> **Problem set**
1. Answer these about the passage on watching Ông Nội's burial:
(a) Which province does the passage say was only in phase two?
(b) Who had died before Ông Nội, according to the passage?
(c) How old was the narrator when their dad left?
2. Continue the passage about watching Ông Nội's burial, picking up after its final line, "Having my experience be the default."
══ Passage provided
On Canada Day, my mom, sister, cousin, and I gathered at my mom’s house to watch Ông Nội’s burial. We all sat an arm’s length apart from each other and I washed my hands after holding theirs, relishing this brief contact. I longed to hug my mom, after three and a half months, sustained instead on feeling her phantom arms around me, how she held on a little longer than I did, and her ghost cheek on mine. We didn’t embrace. Manitoba was only in phase two, and I already felt guilty just being in the house, mingling people from three different households.
When my sister shed tears, I gave her a compassionate look but didn’t reach out. She folded her arms across her own chest tightly. When my cousin stated that usually Ông Nội’s eldest son would be the one to carry the stick that warded away the evil spirits during the funeral procession, I burst into tears. That should have been my dad standing there in front of the coffin. Instead, he had preceded Ông Nội into the afterlife.
In that moment, I cried for my grandfather, cried for my dad who had left me when I was seven years old, and cried for myself. I could not turn to anyone to ask them to wrap their arms around me. That sense of wellbeing when connecting with another person – missing.
In that moment, I felt the weight of absence. It was my burden to carry alone. How to chia buồn? How to parcel out pieces of my grief when I felt too guilty to touch my own mom and sister? The unfamiliarity of the Buddhist funeral rituals only heightened this sense. As part of the Vietnamese diaspora, I have been absent from my country of origin. I have missed growing up with my grandparents, missed their hugs and caresses, light touches. I have missed growing up within the traditions, language, and norms of the land where I was born.
Not having to explain.
Not existing at the margins.
Having my experience be the default.
════
══ Available data
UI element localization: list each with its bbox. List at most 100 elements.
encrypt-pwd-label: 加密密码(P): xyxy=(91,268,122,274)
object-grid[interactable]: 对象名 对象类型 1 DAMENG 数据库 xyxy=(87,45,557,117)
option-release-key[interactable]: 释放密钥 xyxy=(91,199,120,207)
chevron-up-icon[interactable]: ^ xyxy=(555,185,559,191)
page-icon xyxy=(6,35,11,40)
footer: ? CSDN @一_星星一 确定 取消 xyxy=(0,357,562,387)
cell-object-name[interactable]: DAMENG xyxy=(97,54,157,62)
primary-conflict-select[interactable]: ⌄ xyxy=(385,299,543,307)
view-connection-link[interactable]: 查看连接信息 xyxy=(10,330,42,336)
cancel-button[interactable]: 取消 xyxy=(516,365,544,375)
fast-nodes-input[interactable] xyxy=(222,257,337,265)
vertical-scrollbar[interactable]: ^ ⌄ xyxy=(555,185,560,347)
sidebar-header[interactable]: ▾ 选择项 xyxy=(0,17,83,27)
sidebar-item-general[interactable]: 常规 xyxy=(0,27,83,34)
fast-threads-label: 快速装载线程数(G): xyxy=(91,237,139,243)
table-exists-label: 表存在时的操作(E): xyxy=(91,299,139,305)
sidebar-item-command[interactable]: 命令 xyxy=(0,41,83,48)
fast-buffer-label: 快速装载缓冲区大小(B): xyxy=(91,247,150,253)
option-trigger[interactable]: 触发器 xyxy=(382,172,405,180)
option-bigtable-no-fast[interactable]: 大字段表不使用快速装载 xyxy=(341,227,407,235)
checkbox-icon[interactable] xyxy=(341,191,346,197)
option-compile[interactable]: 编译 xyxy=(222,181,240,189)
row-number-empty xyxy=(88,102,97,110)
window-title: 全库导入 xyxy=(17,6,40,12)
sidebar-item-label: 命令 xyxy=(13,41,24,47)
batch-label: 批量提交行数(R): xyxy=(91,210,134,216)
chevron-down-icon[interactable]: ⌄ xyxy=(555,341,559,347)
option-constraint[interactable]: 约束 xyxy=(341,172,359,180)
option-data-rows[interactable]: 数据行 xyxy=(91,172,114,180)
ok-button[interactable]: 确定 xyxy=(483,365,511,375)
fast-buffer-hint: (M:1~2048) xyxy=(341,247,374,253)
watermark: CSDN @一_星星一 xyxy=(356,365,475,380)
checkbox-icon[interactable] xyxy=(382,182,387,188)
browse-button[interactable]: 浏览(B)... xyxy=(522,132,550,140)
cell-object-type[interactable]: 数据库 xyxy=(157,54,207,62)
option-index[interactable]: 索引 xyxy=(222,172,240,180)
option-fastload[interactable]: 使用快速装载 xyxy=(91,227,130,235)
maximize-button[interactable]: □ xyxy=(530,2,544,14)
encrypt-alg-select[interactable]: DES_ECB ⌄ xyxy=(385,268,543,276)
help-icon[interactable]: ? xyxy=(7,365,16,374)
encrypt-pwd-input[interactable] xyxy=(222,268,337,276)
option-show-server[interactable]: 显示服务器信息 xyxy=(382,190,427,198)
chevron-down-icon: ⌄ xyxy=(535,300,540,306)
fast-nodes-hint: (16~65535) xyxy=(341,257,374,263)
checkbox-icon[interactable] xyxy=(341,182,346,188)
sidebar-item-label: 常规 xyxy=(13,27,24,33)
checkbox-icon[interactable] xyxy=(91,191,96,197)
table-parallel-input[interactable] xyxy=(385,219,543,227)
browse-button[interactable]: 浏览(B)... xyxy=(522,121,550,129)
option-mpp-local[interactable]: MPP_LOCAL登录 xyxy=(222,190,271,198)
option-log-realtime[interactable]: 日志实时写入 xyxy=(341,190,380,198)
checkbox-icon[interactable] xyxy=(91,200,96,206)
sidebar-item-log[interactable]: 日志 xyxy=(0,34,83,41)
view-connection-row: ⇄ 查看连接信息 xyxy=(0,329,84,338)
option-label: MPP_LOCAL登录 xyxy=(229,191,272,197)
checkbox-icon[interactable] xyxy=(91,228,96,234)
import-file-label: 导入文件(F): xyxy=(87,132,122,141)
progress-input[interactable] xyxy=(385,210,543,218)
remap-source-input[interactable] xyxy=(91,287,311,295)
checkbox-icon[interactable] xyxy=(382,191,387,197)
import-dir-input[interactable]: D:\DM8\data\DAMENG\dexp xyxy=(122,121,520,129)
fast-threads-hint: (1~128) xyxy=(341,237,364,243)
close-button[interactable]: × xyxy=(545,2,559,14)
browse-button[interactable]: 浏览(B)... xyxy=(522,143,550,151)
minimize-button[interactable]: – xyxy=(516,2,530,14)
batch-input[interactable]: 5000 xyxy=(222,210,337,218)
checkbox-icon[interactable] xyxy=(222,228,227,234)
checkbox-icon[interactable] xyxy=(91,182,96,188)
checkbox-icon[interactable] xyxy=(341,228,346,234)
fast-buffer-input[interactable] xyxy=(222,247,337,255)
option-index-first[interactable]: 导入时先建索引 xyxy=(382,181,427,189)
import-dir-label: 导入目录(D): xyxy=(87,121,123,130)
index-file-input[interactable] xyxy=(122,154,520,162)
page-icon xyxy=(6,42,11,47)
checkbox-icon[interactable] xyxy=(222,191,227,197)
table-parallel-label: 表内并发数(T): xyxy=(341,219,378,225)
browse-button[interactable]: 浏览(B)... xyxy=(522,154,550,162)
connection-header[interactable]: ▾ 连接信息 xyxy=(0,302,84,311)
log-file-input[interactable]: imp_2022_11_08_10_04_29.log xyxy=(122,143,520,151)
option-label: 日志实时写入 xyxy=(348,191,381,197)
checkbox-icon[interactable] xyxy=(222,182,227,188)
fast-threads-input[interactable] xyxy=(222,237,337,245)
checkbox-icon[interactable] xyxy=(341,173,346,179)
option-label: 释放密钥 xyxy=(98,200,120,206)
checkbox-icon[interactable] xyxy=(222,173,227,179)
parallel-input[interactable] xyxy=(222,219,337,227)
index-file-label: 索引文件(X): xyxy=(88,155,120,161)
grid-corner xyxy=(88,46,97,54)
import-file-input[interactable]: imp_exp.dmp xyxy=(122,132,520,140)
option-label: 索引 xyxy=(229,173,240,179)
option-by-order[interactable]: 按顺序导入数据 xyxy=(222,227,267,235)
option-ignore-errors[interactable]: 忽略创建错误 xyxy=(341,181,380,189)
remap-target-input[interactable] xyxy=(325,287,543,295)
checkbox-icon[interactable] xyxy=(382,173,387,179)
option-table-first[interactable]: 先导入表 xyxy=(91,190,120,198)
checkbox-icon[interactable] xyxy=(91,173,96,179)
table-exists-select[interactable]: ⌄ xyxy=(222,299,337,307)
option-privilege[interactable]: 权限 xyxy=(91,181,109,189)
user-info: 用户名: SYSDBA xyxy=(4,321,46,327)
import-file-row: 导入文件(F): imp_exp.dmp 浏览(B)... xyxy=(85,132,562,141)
════
> **Expected responses**
1.
(a) Manitoba
(b) The narrator's dad
(c) Seven years old

2.
I mourned Ông Nội and all that was missing.
You’re lucky to live in Canada, my re-frame-into-the-positive perspective whispered. But absence still sucks, another part of me shouted.
February 2019 was the last time I visited Ông Nội. His bed had been moved to the back of the house on the main floor, it was cooler there and allowed for visitors. I felt so grateful to be able to introduce my grandfather to his great-grandson, my son, for the first and only time. When they touched hands, did their skin know each other, blood calling to blood? The night before we were leaving Trảng Bàng, after my daughter said goodbye to him, I held Ông Nội’s hand. I savoured that moment because I knew it would be for the last time; I committed the sensations to memory. What I wouldn’t know then was that one year later, touch would be missing for so many of us.
His hands were shaking as he lay on his bed, his eyes fluttering closed, reaching. I grasped one hand between my own and held it steady. The wrinkles and spots formed the diagram of his life’s story through war and famine, family, loss and joy. His skin was thin like paper yet soft, his grip was gentle yet present, long fingers curling around my palm. More than I ever could in my basic Vietnamese, I attempted to say much through that touch. I committed to memory the wellbeing in my heart, wanting to chia it, to share it. I held on as long as I could.